## Begin Supplied material

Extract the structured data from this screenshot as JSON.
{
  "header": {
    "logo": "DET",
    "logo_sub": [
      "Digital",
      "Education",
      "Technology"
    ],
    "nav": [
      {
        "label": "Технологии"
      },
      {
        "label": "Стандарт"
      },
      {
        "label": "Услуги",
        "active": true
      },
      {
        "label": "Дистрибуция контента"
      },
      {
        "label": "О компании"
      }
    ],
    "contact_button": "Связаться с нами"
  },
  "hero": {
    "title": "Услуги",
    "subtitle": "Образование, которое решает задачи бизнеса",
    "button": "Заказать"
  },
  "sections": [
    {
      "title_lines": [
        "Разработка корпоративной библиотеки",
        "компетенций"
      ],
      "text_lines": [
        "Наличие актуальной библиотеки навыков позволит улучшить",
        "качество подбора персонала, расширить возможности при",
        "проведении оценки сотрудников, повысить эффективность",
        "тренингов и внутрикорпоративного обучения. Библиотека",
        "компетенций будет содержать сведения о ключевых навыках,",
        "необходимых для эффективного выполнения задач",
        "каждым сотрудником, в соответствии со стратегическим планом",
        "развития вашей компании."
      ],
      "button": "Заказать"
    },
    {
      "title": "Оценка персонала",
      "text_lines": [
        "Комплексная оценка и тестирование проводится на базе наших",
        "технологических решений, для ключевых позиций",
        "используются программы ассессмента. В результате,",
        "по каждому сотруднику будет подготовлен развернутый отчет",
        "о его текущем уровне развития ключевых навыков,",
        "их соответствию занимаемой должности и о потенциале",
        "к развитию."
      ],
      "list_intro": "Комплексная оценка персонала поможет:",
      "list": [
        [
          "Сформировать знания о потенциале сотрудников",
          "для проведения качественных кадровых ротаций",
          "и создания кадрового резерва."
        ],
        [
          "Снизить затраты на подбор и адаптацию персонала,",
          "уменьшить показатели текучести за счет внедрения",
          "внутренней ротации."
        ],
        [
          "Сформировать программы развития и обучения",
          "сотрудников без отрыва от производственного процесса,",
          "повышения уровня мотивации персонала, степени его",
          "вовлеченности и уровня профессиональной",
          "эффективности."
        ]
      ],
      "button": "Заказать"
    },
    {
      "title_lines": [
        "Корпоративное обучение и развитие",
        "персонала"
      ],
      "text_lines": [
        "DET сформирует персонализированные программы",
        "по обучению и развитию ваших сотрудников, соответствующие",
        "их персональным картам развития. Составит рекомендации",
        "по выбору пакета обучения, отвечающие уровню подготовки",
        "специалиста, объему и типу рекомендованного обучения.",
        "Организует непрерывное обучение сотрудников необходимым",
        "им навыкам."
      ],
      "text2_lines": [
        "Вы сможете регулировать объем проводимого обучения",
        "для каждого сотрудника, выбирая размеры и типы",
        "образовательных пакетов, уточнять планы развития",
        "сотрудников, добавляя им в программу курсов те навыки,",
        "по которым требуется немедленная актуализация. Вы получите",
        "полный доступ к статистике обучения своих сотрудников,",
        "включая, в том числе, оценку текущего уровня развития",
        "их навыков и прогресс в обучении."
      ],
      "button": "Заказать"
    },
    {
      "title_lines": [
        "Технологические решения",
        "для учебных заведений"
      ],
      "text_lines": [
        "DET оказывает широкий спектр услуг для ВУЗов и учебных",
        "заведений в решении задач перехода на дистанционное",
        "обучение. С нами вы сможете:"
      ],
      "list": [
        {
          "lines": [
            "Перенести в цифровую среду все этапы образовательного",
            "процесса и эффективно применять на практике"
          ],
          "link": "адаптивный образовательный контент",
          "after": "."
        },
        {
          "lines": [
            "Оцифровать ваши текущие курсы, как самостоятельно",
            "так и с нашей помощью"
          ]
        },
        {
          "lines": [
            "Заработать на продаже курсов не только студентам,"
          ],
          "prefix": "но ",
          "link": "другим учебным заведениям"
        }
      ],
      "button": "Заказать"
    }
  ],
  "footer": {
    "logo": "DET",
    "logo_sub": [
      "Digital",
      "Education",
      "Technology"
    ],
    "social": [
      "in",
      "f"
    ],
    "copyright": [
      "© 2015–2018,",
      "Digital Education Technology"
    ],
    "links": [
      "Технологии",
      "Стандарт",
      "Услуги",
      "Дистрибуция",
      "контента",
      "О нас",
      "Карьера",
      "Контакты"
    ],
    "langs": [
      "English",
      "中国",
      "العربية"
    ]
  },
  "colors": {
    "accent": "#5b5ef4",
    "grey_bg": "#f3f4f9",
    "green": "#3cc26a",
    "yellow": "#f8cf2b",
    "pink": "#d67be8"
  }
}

## End Supplied material

## Direction
Copy every record above exactly as it appears.

## Finished task
Extract the structured data from this screenshot as JSON.
{
  "header": {
    "logo": "DET",
    "logo_sub": [
      "Digital",
      "Education",
      "Technology"
    ],
    "nav": [
      {
        "label": "Технологии"
      },
      {
        "label": "Стандарт"
      },
      {
        "label": "Услуги",
        "active": true
      },
      {
        "label": "Дистрибуция контента"
      },
      {
        "label": "О компании"
      }
    ],
    "contact_button": "Связаться с нами"
  },
  "hero": {
    "title": "Услуги",
    "subtitle": "Образование, которое решает задачи бизнеса",
    "button": "Заказать"
  },
  "sections": [
    {
      "title_lines": [
        "Разработка корпоративной библиотеки",
        "компетенций"
      ],
      "text_lines": [
        "Наличие актуальной библиотеки навыков позволит улучшить",
        "качество подбора персонала, расширить возможности при",
        "проведении оценки сотрудников, повысить эффективность",
        "тренингов и внутрикорпоративного обучения. Библиотека",
        "компетенций будет содержать сведения о ключевых навыках,",
        "необходимых для эффективного выполнения задач",
        "каждым сотрудником, в соответствии со стратегическим планом",
        "развития вашей компании."
      ],
      "button": "Заказать"
    },
    {
      "title": "Оценка персонала",
      "text_lines": [
        "Комплексная оценка и тестирование проводится на базе наших",
        "технологических решений, для ключевых позиций",
        "используются программы ассессмента. В результате,",
        "по каждому сотруднику будет подготовлен развернутый отчет",
        "о его текущем уровне развития ключевых навыков,",
        "их соответствию занимаемой должности и о потенциале",
        "к развитию."
      ],
      "list_intro": "Комплексная оценка персонала поможет:",
      "list": [
        [
          "Сформировать знания о потенциале сотрудников",
          "для проведения качественных кадровых ротаций",
          "и создания кадрового резерва."
        ],
        [
          "Снизить затраты на подбор и адаптацию персонала,",
          "уменьшить показатели текучести за счет внедрения",
          "внутренней ротации."
        ],
        [
          "Сформировать программы развития и обучения",
          "сотрудников без отрыва от производственного процесса,",
          "повышения уровня мотивации персонала, степени его",
          "вовлеченности и уровня профессиональной",
          "эффективности."
        ]
      ],
      "button": "Заказать"
    },
    {
      "title_lines": [
        "Корпоративное обучение и развитие",
        "персонала"
      ],
      "text_lines": [
        "DET сформирует персонализированные программы",
        "по обучению и развитию ваших сотрудников, соответствующие",
        "их персональным картам развития. Составит рекомендации",
        "по выбору пакета обучения, отвечающие уровню подготовки",
        "специалиста, объему и типу рекомендованного обучения.",
        "Организует непрерывное обучение сотрудников необходимым",
        "им навыкам."
      ],
      "text2_lines": [
        "Вы сможете регулировать объем проводимого обучения",
        "для каждого сотрудника, выбирая размеры и типы",
        "образовательных пакетов, уточнять планы развития",
        "сотрудников, добавляя им в программу курсов те навыки,",
        "по которым требуется немедленная актуализация. Вы получите",
        "полный доступ к статистике обучения своих сотрудников,",
        "включая, в том числе, оценку текущего уровня развития",
        "их навыков и прогресс в обучении."
      ],
      "button": "Заказать"
    },
    {
      "title_lines": [
        "Технологические решения",
        "для учебных заведений"
      ],
      "text_lines": [
        "DET оказывает широкий спектр услуг для ВУЗов и учебных",
        "заведений в решении задач перехода на дистанционное",
        "обучение. С нами вы сможете:"
      ],
      "list": [
        {
          "lines": [
            "Перенести в цифровую среду все этапы образовательного",
            "процесса и эффективно применять на практике"
          ],
          "link": "адаптивный образовательный контент",
          "after": "."
        },
        {
          "lines": [
            "Оцифровать ваши текущие курсы, как самостоятельно",
            "так и с нашей помощью"
          ]
        },
        {
          "lines": [
            "Заработать на продаже курсов не только студентам,"
          ],
          "prefix": "но ",
          "link": "другим учебным заведениям"
        }
      ],
      "button": "Заказать"
    }
  ],
  "footer": {
    "logo": "DET",
    "logo_sub": [
      "Digital",
      "Education",
      "Technology"
    ],
    "social": [
      "in",
      "f"
    ],
    "copyright": [
      "© 2015–2018,",
      "Digital Education Technology"
    ],
    "links": [
      "Технологии",
      "Стандарт",
      "Услуги",
      "Дистрибуция",
      "контента",
      "О нас",
      "Карьера",
      "Контакты"
    ],
    "langs": [
      "English",
      "中国",
      "العربية"
    ]
  },
  "colors": {
    "accent": "#5b5ef4",
    "grey_bg": "#f3f4f9",
    "green": "#3cc26a",
    "yellow": "#f8cf2b",
    "pink": "#d67be8"
  }
}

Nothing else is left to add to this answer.